▸ THE REQUEST
Select all lines holding the word "JSON" from the entries that follow.

▸ EXCERPTED RECORDS
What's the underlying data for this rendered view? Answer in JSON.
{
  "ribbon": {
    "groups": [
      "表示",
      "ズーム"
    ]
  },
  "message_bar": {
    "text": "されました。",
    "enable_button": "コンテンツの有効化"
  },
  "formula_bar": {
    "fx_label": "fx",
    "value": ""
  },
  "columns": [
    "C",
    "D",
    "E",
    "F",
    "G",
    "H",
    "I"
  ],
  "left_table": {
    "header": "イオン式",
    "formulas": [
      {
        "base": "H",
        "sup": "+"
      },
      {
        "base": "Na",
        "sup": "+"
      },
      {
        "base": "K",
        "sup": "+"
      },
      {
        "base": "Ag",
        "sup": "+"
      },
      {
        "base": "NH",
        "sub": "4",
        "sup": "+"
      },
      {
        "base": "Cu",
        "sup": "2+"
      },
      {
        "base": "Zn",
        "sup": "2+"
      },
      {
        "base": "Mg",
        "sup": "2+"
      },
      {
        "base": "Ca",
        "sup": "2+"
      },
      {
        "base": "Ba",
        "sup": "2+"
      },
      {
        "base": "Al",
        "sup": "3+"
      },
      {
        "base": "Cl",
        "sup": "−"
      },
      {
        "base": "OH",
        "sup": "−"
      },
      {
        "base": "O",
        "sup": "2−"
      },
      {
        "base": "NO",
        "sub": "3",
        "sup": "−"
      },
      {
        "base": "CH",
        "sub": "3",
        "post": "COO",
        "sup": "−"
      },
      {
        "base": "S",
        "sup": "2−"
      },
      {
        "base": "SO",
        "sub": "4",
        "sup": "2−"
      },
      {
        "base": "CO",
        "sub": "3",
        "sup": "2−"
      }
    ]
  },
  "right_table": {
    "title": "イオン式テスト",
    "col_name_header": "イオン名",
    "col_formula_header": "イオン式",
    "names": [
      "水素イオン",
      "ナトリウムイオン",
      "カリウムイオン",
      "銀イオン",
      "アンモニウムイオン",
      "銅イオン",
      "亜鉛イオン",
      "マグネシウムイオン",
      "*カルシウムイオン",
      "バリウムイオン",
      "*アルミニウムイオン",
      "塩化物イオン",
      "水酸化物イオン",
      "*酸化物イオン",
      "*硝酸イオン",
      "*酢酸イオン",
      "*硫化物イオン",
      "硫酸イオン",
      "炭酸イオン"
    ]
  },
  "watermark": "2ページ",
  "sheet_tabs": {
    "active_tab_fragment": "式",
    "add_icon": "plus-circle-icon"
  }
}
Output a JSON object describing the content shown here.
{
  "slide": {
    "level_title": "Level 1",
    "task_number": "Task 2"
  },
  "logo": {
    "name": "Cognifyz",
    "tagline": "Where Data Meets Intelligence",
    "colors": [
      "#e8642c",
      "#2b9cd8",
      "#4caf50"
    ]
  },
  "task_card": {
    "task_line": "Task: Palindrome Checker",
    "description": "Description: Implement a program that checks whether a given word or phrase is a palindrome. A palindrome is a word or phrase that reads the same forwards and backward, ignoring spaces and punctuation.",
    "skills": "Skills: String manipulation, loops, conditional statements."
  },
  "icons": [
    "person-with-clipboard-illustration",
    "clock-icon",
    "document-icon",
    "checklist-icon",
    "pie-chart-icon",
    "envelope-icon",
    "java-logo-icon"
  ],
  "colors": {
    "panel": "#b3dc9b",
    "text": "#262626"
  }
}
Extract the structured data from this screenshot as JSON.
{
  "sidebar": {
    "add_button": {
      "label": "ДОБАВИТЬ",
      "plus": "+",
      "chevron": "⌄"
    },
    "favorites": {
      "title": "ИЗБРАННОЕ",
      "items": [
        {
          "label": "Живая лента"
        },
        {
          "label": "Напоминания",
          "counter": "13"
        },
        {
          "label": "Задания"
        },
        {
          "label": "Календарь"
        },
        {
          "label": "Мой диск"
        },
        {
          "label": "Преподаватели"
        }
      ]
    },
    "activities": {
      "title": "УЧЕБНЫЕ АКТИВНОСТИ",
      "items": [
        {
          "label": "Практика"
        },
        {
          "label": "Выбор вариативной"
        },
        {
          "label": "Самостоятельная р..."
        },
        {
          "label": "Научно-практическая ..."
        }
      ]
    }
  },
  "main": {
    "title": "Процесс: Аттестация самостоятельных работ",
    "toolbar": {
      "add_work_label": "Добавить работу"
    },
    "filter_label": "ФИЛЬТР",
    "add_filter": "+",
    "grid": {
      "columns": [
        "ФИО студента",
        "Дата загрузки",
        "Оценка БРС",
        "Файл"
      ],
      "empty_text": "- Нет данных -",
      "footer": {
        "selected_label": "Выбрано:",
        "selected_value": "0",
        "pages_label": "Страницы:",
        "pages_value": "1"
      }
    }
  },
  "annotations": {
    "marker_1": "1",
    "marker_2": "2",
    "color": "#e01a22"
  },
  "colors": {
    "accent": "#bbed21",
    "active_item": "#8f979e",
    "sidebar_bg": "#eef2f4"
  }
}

▸ ANSWER
What's the underlying data for this rendered view? Answer in JSON.
Output a JSON object describing the content shown here.
Extract the structured data from this screenshot as JSON.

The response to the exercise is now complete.